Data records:
════════════════════

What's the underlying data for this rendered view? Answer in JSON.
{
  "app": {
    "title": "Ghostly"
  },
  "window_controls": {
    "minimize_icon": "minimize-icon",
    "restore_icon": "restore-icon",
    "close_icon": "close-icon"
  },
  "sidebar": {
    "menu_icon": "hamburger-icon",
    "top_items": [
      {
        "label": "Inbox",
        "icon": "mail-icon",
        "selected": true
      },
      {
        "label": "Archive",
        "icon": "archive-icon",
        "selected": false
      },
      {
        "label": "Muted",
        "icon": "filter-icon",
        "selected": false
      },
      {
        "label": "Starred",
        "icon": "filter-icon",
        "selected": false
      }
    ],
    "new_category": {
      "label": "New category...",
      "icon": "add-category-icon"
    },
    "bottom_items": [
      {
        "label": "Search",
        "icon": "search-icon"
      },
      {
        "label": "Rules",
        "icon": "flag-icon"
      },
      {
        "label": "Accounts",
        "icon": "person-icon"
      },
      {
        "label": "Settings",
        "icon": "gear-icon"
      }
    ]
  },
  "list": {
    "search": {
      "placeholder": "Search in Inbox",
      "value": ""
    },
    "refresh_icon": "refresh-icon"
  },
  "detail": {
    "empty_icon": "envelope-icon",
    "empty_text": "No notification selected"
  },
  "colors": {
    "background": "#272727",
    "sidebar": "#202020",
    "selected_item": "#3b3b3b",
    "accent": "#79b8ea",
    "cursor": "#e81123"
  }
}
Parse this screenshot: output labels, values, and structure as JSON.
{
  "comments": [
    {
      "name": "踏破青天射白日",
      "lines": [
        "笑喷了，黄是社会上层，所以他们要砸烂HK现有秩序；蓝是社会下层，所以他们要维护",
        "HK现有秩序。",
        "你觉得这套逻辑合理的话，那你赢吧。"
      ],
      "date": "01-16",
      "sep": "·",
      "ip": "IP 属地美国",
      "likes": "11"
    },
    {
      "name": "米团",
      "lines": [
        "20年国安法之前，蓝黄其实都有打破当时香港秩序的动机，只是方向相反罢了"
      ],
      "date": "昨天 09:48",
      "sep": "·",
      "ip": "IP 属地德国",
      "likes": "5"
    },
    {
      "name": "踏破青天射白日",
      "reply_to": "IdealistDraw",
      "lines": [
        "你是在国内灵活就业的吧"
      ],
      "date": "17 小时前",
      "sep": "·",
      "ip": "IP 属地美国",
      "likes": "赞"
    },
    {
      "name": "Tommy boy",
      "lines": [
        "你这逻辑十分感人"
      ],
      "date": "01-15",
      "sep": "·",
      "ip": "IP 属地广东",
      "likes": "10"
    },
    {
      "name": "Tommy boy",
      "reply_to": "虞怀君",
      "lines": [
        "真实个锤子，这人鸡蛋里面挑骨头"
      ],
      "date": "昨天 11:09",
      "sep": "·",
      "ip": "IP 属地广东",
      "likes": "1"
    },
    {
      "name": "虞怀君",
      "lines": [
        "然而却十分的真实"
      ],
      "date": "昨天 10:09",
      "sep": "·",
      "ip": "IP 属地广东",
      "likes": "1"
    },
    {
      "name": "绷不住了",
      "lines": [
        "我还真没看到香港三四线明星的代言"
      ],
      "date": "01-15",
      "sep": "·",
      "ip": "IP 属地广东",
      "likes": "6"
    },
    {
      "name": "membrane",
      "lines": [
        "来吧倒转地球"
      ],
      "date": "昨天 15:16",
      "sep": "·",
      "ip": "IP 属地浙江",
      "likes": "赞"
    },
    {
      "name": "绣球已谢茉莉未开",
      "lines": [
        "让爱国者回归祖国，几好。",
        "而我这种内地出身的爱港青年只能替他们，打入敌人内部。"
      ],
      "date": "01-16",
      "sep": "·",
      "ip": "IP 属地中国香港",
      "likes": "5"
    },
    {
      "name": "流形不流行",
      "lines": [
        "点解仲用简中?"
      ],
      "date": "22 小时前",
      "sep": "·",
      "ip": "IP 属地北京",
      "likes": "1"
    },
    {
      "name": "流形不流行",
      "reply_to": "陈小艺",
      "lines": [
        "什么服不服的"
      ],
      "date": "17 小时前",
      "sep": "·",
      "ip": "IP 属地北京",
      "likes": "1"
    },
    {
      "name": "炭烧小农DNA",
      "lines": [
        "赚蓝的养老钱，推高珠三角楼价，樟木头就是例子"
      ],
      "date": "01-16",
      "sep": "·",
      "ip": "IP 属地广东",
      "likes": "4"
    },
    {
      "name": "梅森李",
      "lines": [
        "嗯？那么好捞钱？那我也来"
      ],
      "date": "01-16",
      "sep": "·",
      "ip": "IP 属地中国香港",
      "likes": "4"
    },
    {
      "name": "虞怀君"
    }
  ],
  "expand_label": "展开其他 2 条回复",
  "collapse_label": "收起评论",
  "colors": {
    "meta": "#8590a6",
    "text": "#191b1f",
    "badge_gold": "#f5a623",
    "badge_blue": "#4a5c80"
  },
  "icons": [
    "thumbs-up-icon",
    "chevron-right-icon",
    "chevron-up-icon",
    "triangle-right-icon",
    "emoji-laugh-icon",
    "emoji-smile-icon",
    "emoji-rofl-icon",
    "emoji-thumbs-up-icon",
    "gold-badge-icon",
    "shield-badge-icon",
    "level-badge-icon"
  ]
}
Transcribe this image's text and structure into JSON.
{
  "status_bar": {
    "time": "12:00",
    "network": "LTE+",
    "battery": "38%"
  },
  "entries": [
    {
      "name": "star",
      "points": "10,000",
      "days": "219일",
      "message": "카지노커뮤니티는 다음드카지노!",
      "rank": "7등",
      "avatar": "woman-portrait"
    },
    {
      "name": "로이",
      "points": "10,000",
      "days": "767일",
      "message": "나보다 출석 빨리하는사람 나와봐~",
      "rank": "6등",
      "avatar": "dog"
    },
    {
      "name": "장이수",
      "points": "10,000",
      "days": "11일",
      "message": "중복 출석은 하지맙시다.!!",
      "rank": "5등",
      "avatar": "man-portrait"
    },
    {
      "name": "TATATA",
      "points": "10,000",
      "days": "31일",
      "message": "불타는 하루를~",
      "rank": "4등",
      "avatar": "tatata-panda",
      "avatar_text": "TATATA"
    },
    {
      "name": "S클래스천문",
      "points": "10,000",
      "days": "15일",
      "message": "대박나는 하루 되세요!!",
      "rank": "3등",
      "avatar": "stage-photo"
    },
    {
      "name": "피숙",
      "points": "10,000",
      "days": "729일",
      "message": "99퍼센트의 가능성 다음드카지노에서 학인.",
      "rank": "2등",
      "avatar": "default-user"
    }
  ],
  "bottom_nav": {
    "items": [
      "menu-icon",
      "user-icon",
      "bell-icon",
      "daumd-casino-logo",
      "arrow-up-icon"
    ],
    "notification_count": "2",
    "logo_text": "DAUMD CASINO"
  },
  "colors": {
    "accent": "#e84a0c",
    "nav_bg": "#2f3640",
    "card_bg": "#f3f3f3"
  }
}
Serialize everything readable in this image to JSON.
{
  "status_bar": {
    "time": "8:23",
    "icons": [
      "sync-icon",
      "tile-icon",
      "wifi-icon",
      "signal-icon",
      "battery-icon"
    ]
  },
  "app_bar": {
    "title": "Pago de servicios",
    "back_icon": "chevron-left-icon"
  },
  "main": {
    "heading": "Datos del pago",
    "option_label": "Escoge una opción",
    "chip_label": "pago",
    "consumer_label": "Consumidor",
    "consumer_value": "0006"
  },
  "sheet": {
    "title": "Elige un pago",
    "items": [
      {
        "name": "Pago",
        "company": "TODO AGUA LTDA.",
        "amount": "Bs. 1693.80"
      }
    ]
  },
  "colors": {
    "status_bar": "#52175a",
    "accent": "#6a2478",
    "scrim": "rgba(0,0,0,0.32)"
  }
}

════════════════════

--- WHAT YOU NEED TO DO ---
The line containing "Serialize everything readable" and every line after it, through the end of the records, should be repeated exactly and alone.

--- SOLVED PROBLEM ---
Serialize everything readable in this image to JSON.
{
  "status_bar": {
    "time": "8:23",
    "icons": [
      "sync-icon",
      "tile-icon",
      "wifi-icon",
      "signal-icon",
      "battery-icon"
    ]
  },
  "app_bar": {
    "title": "Pago de servicios",
    "back_icon": "chevron-left-icon"
  },
  "main": {
    "heading": "Datos del pago",
    "option_label": "Escoge una opción",
    "chip_label": "pago",
    "consumer_label": "Consumidor",
    "consumer_value": "0006"
  },
  "sheet": {
    "title": "Elige un pago",
    "items": [
      {
        "name": "Pago",
        "company": "TODO AGUA LTDA.",
        "amount": "Bs. 1693.80"
      }
    ]
  },
  "colors": {
    "status_bar": "#52175a",
    "accent": "#6a2478",
    "scrim": "rgba(0,0,0,0.32)"
  }
}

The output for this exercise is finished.